## [Records to use]
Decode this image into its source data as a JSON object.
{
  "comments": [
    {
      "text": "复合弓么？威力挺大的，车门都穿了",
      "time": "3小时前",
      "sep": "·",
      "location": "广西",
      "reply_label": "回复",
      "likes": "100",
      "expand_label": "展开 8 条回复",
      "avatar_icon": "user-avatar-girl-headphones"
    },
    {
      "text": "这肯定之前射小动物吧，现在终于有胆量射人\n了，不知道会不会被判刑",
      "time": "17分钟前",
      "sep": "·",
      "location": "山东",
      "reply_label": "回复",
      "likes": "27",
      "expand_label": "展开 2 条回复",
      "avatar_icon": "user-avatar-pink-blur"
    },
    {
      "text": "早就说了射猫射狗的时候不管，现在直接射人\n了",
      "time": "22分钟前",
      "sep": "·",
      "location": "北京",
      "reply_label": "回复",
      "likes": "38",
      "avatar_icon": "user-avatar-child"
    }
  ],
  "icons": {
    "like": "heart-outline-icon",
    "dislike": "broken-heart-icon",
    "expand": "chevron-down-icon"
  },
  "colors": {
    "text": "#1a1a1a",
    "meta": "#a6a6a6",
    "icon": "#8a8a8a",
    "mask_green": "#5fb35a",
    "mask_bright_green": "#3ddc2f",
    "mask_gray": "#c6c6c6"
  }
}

* * *

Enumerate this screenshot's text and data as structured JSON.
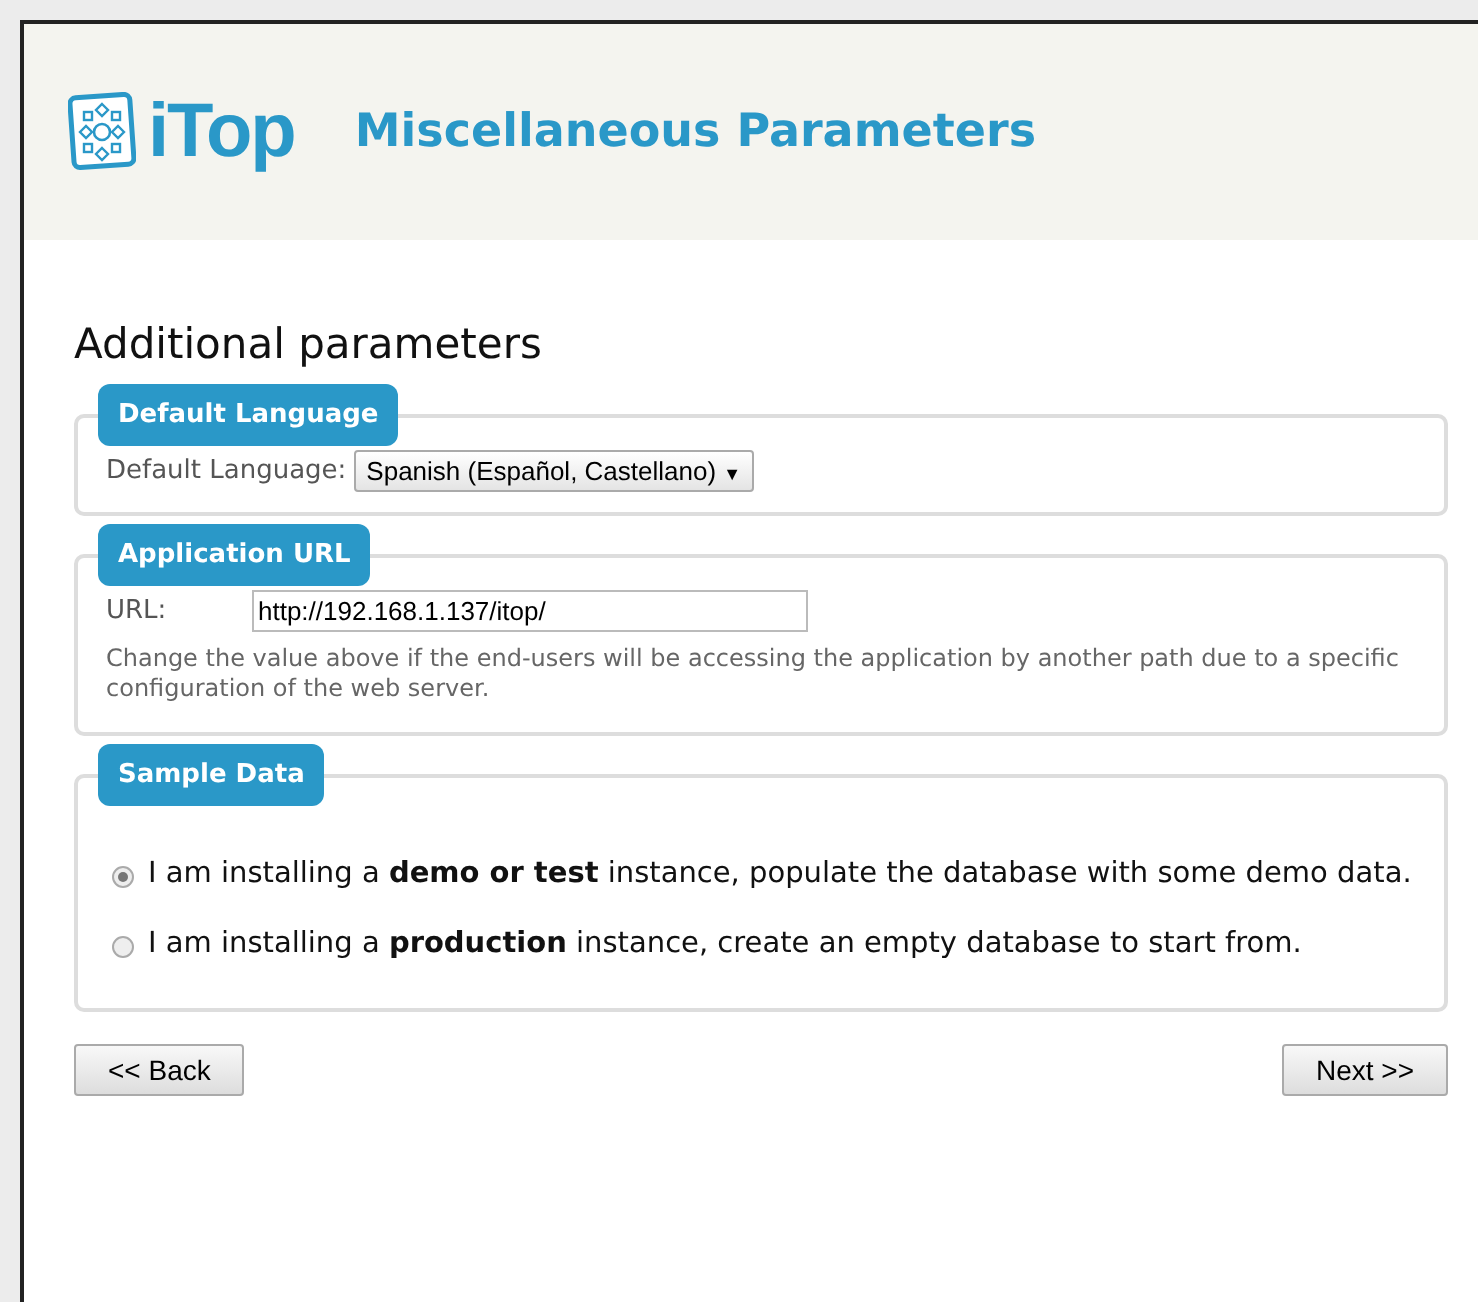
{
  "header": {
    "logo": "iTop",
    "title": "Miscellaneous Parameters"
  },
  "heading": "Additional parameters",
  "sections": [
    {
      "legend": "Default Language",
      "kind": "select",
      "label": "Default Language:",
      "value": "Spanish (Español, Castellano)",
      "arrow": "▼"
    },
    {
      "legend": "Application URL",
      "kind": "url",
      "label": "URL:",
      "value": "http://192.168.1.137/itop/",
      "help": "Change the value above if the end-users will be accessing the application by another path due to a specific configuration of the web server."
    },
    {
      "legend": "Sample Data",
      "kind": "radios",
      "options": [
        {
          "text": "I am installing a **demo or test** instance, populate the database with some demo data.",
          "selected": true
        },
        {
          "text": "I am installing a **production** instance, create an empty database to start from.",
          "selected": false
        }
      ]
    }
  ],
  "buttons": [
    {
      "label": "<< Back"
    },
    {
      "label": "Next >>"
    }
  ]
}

---

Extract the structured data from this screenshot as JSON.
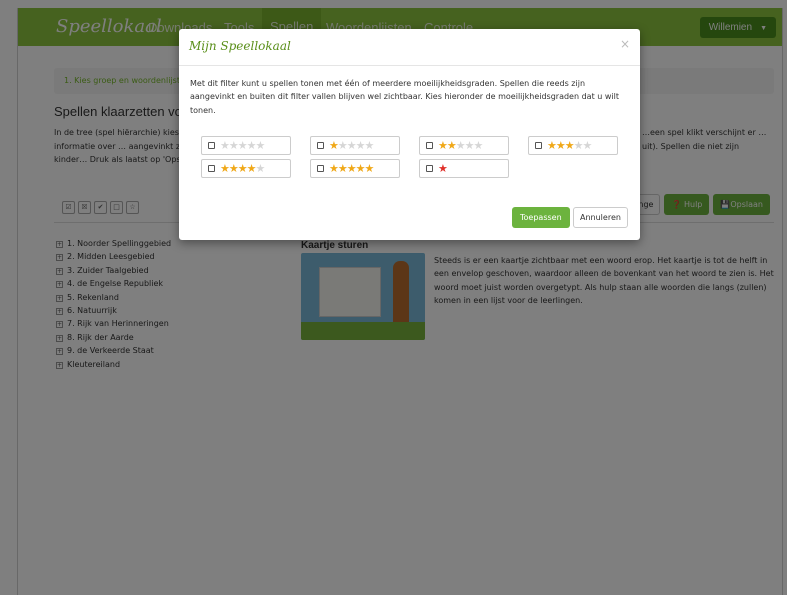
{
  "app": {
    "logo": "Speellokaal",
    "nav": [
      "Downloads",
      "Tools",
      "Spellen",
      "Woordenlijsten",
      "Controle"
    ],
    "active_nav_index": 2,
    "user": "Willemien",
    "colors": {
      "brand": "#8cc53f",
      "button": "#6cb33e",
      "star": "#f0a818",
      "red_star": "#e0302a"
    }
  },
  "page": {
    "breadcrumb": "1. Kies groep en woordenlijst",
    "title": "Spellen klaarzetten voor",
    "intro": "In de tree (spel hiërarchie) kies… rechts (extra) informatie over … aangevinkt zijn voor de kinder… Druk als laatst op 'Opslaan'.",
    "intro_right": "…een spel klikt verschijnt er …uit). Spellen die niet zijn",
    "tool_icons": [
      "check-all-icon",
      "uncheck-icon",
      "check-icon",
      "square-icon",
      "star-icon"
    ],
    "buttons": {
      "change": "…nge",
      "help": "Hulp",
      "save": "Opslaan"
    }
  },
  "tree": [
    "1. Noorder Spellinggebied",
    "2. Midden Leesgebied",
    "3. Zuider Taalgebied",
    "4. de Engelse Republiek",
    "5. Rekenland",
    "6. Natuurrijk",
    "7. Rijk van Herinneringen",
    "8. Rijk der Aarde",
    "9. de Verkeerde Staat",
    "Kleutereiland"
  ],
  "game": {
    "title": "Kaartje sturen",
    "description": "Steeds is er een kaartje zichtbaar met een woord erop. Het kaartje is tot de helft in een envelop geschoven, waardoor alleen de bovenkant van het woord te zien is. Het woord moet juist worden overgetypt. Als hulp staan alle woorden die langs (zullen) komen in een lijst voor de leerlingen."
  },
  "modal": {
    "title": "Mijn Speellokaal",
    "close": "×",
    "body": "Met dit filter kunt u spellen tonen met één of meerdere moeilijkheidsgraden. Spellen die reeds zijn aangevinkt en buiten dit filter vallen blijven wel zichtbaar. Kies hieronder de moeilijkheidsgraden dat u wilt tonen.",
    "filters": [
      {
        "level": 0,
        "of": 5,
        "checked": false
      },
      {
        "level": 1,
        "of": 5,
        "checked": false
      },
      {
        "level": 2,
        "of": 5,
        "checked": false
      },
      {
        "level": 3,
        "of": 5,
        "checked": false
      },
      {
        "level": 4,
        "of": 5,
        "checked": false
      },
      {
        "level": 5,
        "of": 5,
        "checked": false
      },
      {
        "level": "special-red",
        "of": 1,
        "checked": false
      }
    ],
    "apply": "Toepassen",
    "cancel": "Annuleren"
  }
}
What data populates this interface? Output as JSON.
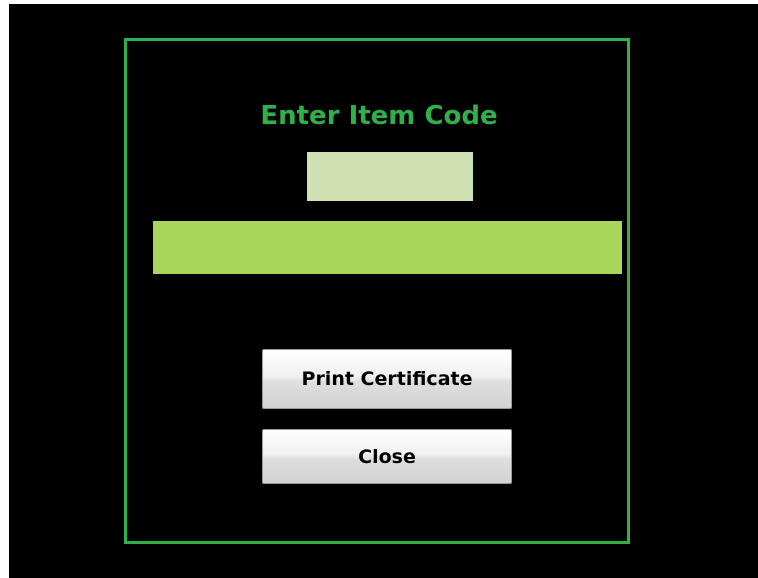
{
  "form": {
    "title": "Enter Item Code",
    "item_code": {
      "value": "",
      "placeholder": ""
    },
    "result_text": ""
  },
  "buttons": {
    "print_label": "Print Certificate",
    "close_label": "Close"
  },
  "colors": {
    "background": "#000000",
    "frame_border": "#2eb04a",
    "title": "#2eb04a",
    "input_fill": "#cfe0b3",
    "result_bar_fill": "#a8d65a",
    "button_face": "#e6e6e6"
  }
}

## [Instructions to follow]
Report how many lines of the listing hold the string "help", giving only the number.

## [Written response]
2